- [STATED EXERCISE]: Omit every picture and output the rest of the records exactly as they are.

(Figure record listings)

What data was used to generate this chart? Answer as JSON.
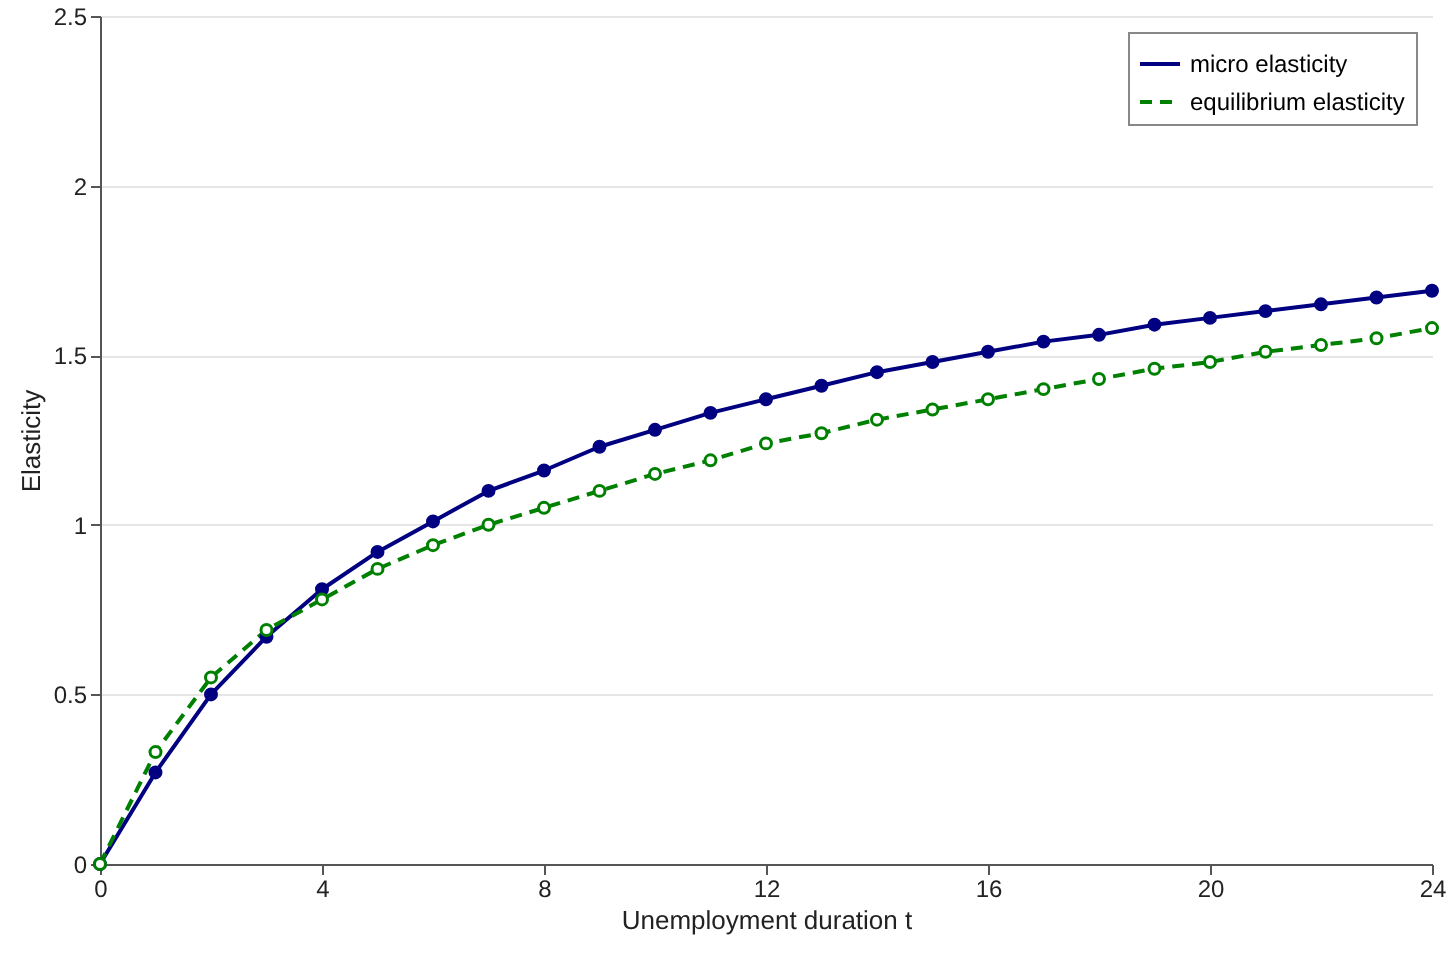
{
  "chart_data": {
    "type": "line",
    "xlabel": "Unemployment duration t",
    "ylabel": "Elasticity",
    "x": [
      0,
      1,
      2,
      3,
      4,
      5,
      6,
      7,
      8,
      9,
      10,
      11,
      12,
      13,
      14,
      15,
      16,
      17,
      18,
      19,
      20,
      21,
      22,
      23,
      24
    ],
    "series": [
      {
        "name": "micro elasticity",
        "color": "#000080",
        "line_style": "solid",
        "values": [
          0,
          0.27,
          0.5,
          0.67,
          0.81,
          0.92,
          1.01,
          1.1,
          1.16,
          1.23,
          1.28,
          1.33,
          1.37,
          1.41,
          1.45,
          1.48,
          1.51,
          1.54,
          1.56,
          1.59,
          1.61,
          1.63,
          1.65,
          1.67,
          1.69
        ]
      },
      {
        "name": "equilibrium elasticity",
        "color": "#008000",
        "line_style": "dashed",
        "values": [
          0,
          0.33,
          0.55,
          0.69,
          0.78,
          0.87,
          0.94,
          1.0,
          1.05,
          1.1,
          1.15,
          1.19,
          1.24,
          1.27,
          1.31,
          1.34,
          1.37,
          1.4,
          1.43,
          1.46,
          1.48,
          1.51,
          1.53,
          1.55,
          1.58
        ]
      }
    ],
    "xlim": [
      0,
      24
    ],
    "xticks": [
      0,
      4,
      8,
      12,
      16,
      20,
      24
    ],
    "ylim": [
      0,
      2.5
    ],
    "yticks": [
      0,
      0.5,
      1,
      1.5,
      2,
      2.5
    ],
    "grid": "y",
    "legend": "top right",
    "marker": "circle"
  }
}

- [THE REPLY]:
What data was used to generate this chart? Answer as JSON.
{
  "chart_data": {
    "type": "line",
    "xlabel": "Unemployment duration t",
    "ylabel": "Elasticity",
    "x": [
      0,
      1,
      2,
      3,
      4,
      5,
      6,
      7,
      8,
      9,
      10,
      11,
      12,
      13,
      14,
      15,
      16,
      17,
      18,
      19,
      20,
      21,
      22,
      23,
      24
    ],
    "series": [
      {
        "name": "micro elasticity",
        "color": "#000080",
        "line_style": "solid",
        "values": [
          0,
          0.27,
          0.5,
          0.67,
          0.81,
          0.92,
          1.01,
          1.1,
          1.16,
          1.23,
          1.28,
          1.33,
          1.37,
          1.41,
          1.45,
          1.48,
          1.51,
          1.54,
          1.56,
          1.59,
          1.61,
          1.63,
          1.65,
          1.67,
          1.69
        ]
      },
      {
        "name": "equilibrium elasticity",
        "color": "#008000",
        "line_style": "dashed",
        "values": [
          0,
          0.33,
          0.55,
          0.69,
          0.78,
          0.87,
          0.94,
          1.0,
          1.05,
          1.1,
          1.15,
          1.19,
          1.24,
          1.27,
          1.31,
          1.34,
          1.37,
          1.4,
          1.43,
          1.46,
          1.48,
          1.51,
          1.53,
          1.55,
          1.58
        ]
      }
    ],
    "xlim": [
      0,
      24
    ],
    "xticks": [
      0,
      4,
      8,
      12,
      16,
      20,
      24
    ],
    "ylim": [
      0,
      2.5
    ],
    "yticks": [
      0,
      0.5,
      1,
      1.5,
      2,
      2.5
    ],
    "grid": "y",
    "legend": "top right",
    "marker": "circle"
  }
}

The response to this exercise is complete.